### SET TASK
Pull out every line from the listing that has the word "code".

## Begin ENTRIES SHOWN

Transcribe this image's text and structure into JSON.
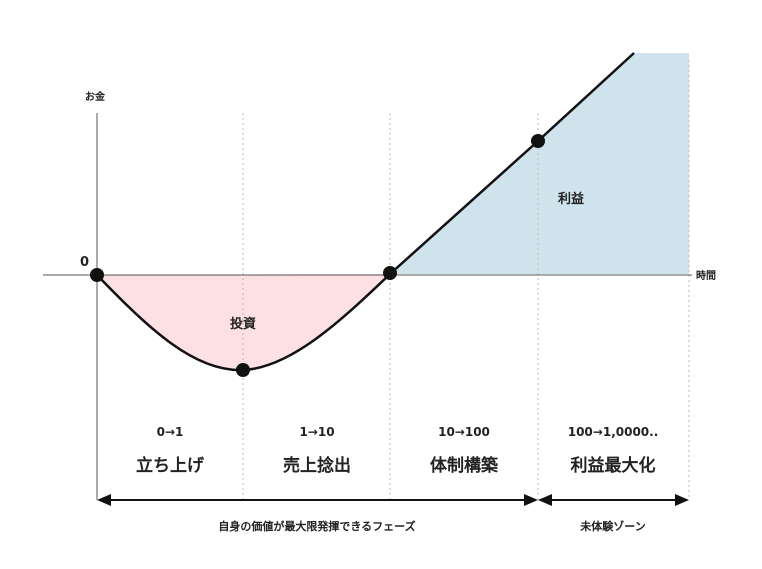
{
  "axes": {
    "y_label": "お金",
    "x_label": "時間",
    "origin_label": "0"
  },
  "areas": {
    "investment": "投資",
    "profit": "利益"
  },
  "stages": [
    {
      "code": "0→1",
      "name": "立ち上げ"
    },
    {
      "code": "1→10",
      "name": "売上捻出"
    },
    {
      "code": "10→100",
      "name": "体制構築"
    },
    {
      "code": "100→1,0000..",
      "name": "利益最大化"
    }
  ],
  "phases": [
    {
      "label": "自身の価値が最大限発揮できるフェーズ"
    },
    {
      "label": "未体験ゾーン"
    }
  ],
  "colors": {
    "investment_fill": "#fde0e3",
    "profit_fill": "#cfe3ec",
    "line": "#111111",
    "divider": "#bbbbbb"
  }
}
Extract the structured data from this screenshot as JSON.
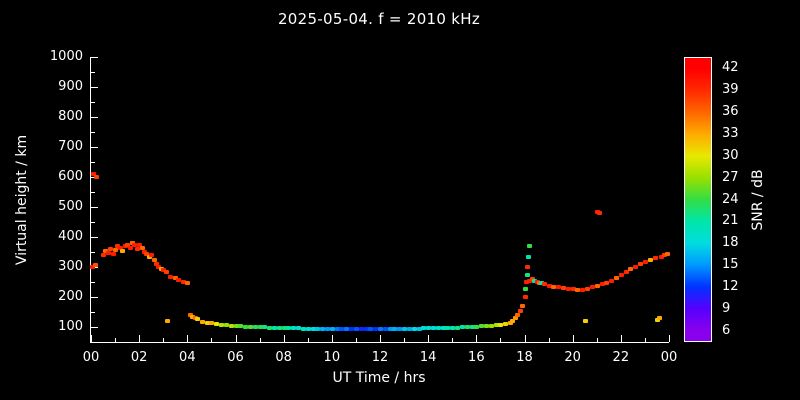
{
  "title": "2025-05-04. f = 2010 kHz",
  "chart_data": {
    "type": "scatter",
    "title": "2025-05-04. f = 2010 kHz",
    "xlabel": "UT Time / hrs",
    "ylabel": "Virtual height / km",
    "colorbar_label": "SNR / dB",
    "background": "#000000",
    "axis_color": "#ffffff",
    "xlim": [
      0,
      24
    ],
    "ylim": [
      50,
      1000
    ],
    "snr_range": [
      4.5,
      43.5
    ],
    "grid": false,
    "x_ticks": {
      "values": [
        0,
        2,
        4,
        6,
        8,
        10,
        12,
        14,
        16,
        18,
        20,
        22,
        24
      ],
      "labels": [
        "00",
        "02",
        "04",
        "06",
        "08",
        "10",
        "12",
        "14",
        "16",
        "18",
        "20",
        "22",
        "00"
      ],
      "minor_values": [
        1,
        3,
        5,
        7,
        9,
        11,
        13,
        15,
        17,
        19,
        21,
        23
      ]
    },
    "y_ticks": {
      "values": [
        100,
        200,
        300,
        400,
        500,
        600,
        700,
        800,
        900,
        1000
      ],
      "labels": [
        "100",
        "200",
        "300",
        "400",
        "500",
        "600",
        "700",
        "800",
        "900",
        "1000"
      ],
      "minor_values": [
        150,
        250,
        350,
        450,
        550,
        650,
        750,
        850,
        950
      ]
    },
    "colorbar_ticks": [
      42,
      39,
      36,
      33,
      30,
      27,
      24,
      21,
      18,
      15,
      12,
      9,
      6
    ],
    "colormap": [
      {
        "snr": 6,
        "color": "#8800ee"
      },
      {
        "snr": 9,
        "color": "#5500ff"
      },
      {
        "snr": 12,
        "color": "#0033ff"
      },
      {
        "snr": 15,
        "color": "#0099ff"
      },
      {
        "snr": 18,
        "color": "#00dde0"
      },
      {
        "snr": 21,
        "color": "#00e6a8"
      },
      {
        "snr": 24,
        "color": "#33dd44"
      },
      {
        "snr": 27,
        "color": "#99e000"
      },
      {
        "snr": 30,
        "color": "#e8e800"
      },
      {
        "snr": 33,
        "color": "#ffaa00"
      },
      {
        "snr": 36,
        "color": "#ff6600"
      },
      {
        "snr": 39,
        "color": "#ff2a00"
      },
      {
        "snr": 42,
        "color": "#ff0000"
      }
    ],
    "points": [
      [
        0.05,
        300,
        40
      ],
      [
        0.1,
        610,
        40
      ],
      [
        0.2,
        600,
        38
      ],
      [
        0.15,
        308,
        37
      ],
      [
        0.5,
        340,
        39
      ],
      [
        0.6,
        352,
        36
      ],
      [
        0.7,
        348,
        40
      ],
      [
        0.8,
        360,
        38
      ],
      [
        0.9,
        345,
        40
      ],
      [
        1.0,
        358,
        36
      ],
      [
        1.1,
        370,
        39
      ],
      [
        1.2,
        365,
        40
      ],
      [
        1.3,
        355,
        33
      ],
      [
        1.4,
        370,
        40
      ],
      [
        1.5,
        375,
        38
      ],
      [
        1.6,
        365,
        40
      ],
      [
        1.7,
        380,
        36
      ],
      [
        1.8,
        372,
        40
      ],
      [
        1.9,
        360,
        39
      ],
      [
        2.0,
        375,
        40
      ],
      [
        2.1,
        365,
        36
      ],
      [
        2.2,
        350,
        40
      ],
      [
        2.3,
        345,
        38
      ],
      [
        2.4,
        332,
        33
      ],
      [
        2.5,
        340,
        40
      ],
      [
        2.6,
        322,
        36
      ],
      [
        2.7,
        310,
        39
      ],
      [
        2.8,
        300,
        40
      ],
      [
        2.9,
        294,
        33
      ],
      [
        3.0,
        290,
        40
      ],
      [
        3.1,
        282,
        38
      ],
      [
        3.15,
        120,
        33
      ],
      [
        3.3,
        268,
        40
      ],
      [
        3.5,
        262,
        36
      ],
      [
        3.6,
        256,
        40
      ],
      [
        3.8,
        250,
        39
      ],
      [
        4.0,
        248,
        36
      ],
      [
        4.1,
        140,
        36
      ],
      [
        4.2,
        134,
        33
      ],
      [
        4.3,
        130,
        36
      ],
      [
        4.4,
        126,
        31
      ],
      [
        4.6,
        118,
        33
      ],
      [
        4.8,
        115,
        31
      ],
      [
        5.0,
        112,
        33
      ],
      [
        5.2,
        110,
        30
      ],
      [
        5.4,
        108,
        28
      ],
      [
        5.6,
        106,
        27
      ],
      [
        5.8,
        104,
        28
      ],
      [
        6.0,
        103,
        26
      ],
      [
        6.2,
        102,
        25
      ],
      [
        6.4,
        101,
        24
      ],
      [
        6.6,
        100,
        25
      ],
      [
        6.8,
        100,
        23
      ],
      [
        7.0,
        99,
        24
      ],
      [
        7.2,
        99,
        22
      ],
      [
        7.4,
        98,
        23
      ],
      [
        7.6,
        98,
        21
      ],
      [
        7.8,
        97,
        22
      ],
      [
        8.0,
        97,
        23
      ],
      [
        8.2,
        96,
        21
      ],
      [
        8.4,
        96,
        20
      ],
      [
        8.6,
        96,
        19
      ],
      [
        8.8,
        95,
        20
      ],
      [
        9.0,
        95,
        18
      ],
      [
        9.2,
        95,
        19
      ],
      [
        9.4,
        95,
        17
      ],
      [
        9.6,
        94,
        16
      ],
      [
        9.8,
        94,
        15
      ],
      [
        10.0,
        94,
        16
      ],
      [
        10.2,
        94,
        14
      ],
      [
        10.4,
        94,
        13
      ],
      [
        10.6,
        93,
        14
      ],
      [
        10.8,
        93,
        12
      ],
      [
        11.0,
        93,
        13
      ],
      [
        11.2,
        93,
        11
      ],
      [
        11.4,
        93,
        12
      ],
      [
        11.6,
        93,
        13
      ],
      [
        11.8,
        93,
        12
      ],
      [
        12.0,
        93,
        14
      ],
      [
        12.2,
        94,
        13
      ],
      [
        12.4,
        94,
        15
      ],
      [
        12.6,
        94,
        16
      ],
      [
        12.8,
        94,
        15
      ],
      [
        13.0,
        95,
        17
      ],
      [
        13.2,
        95,
        16
      ],
      [
        13.4,
        95,
        18
      ],
      [
        13.6,
        95,
        17
      ],
      [
        13.8,
        96,
        18
      ],
      [
        14.0,
        96,
        19
      ],
      [
        14.2,
        96,
        18
      ],
      [
        14.4,
        97,
        20
      ],
      [
        14.6,
        97,
        19
      ],
      [
        14.8,
        97,
        21
      ],
      [
        15.0,
        98,
        20
      ],
      [
        15.2,
        98,
        22
      ],
      [
        15.4,
        99,
        21
      ],
      [
        15.6,
        99,
        23
      ],
      [
        15.8,
        100,
        22
      ],
      [
        16.0,
        101,
        24
      ],
      [
        16.2,
        102,
        25
      ],
      [
        16.4,
        103,
        26
      ],
      [
        16.6,
        104,
        27
      ],
      [
        16.8,
        106,
        28
      ],
      [
        17.0,
        108,
        30
      ],
      [
        17.2,
        111,
        31
      ],
      [
        17.4,
        115,
        33
      ],
      [
        17.5,
        120,
        33
      ],
      [
        17.6,
        130,
        34
      ],
      [
        17.7,
        141,
        36
      ],
      [
        17.8,
        155,
        38
      ],
      [
        17.9,
        170,
        36
      ],
      [
        18.0,
        200,
        39
      ],
      [
        18.0,
        228,
        24
      ],
      [
        18.05,
        250,
        40
      ],
      [
        18.1,
        272,
        22
      ],
      [
        18.1,
        300,
        39
      ],
      [
        18.15,
        332,
        21
      ],
      [
        18.2,
        370,
        24
      ],
      [
        18.2,
        252,
        40
      ],
      [
        18.3,
        260,
        38
      ],
      [
        18.4,
        255,
        21
      ],
      [
        18.5,
        250,
        40
      ],
      [
        18.6,
        246,
        36
      ],
      [
        18.7,
        248,
        21
      ],
      [
        18.8,
        242,
        39
      ],
      [
        19.0,
        238,
        40
      ],
      [
        19.2,
        235,
        36
      ],
      [
        19.4,
        232,
        40
      ],
      [
        19.6,
        230,
        38
      ],
      [
        19.8,
        228,
        40
      ],
      [
        20.0,
        226,
        39
      ],
      [
        20.2,
        225,
        36
      ],
      [
        20.4,
        224,
        40
      ],
      [
        20.5,
        120,
        31
      ],
      [
        20.6,
        228,
        38
      ],
      [
        20.8,
        232,
        40
      ],
      [
        21.0,
        485,
        40
      ],
      [
        21.1,
        480,
        39
      ],
      [
        21.0,
        238,
        36
      ],
      [
        21.2,
        242,
        40
      ],
      [
        21.4,
        248,
        38
      ],
      [
        21.6,
        255,
        40
      ],
      [
        21.8,
        262,
        36
      ],
      [
        22.0,
        272,
        40
      ],
      [
        22.2,
        282,
        39
      ],
      [
        22.4,
        292,
        36
      ],
      [
        22.6,
        300,
        40
      ],
      [
        22.8,
        310,
        38
      ],
      [
        23.0,
        318,
        40
      ],
      [
        23.2,
        325,
        33
      ],
      [
        23.4,
        330,
        39
      ],
      [
        23.5,
        125,
        31
      ],
      [
        23.6,
        131,
        33
      ],
      [
        23.65,
        335,
        40
      ],
      [
        23.8,
        340,
        38
      ],
      [
        23.9,
        345,
        36
      ]
    ]
  }
}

## End ENTRIES SHOWN

### ANSWER
      "code": "0→1",
      "code": "1→10",
      "code": "10→100",
      "code": "100→1,0000..",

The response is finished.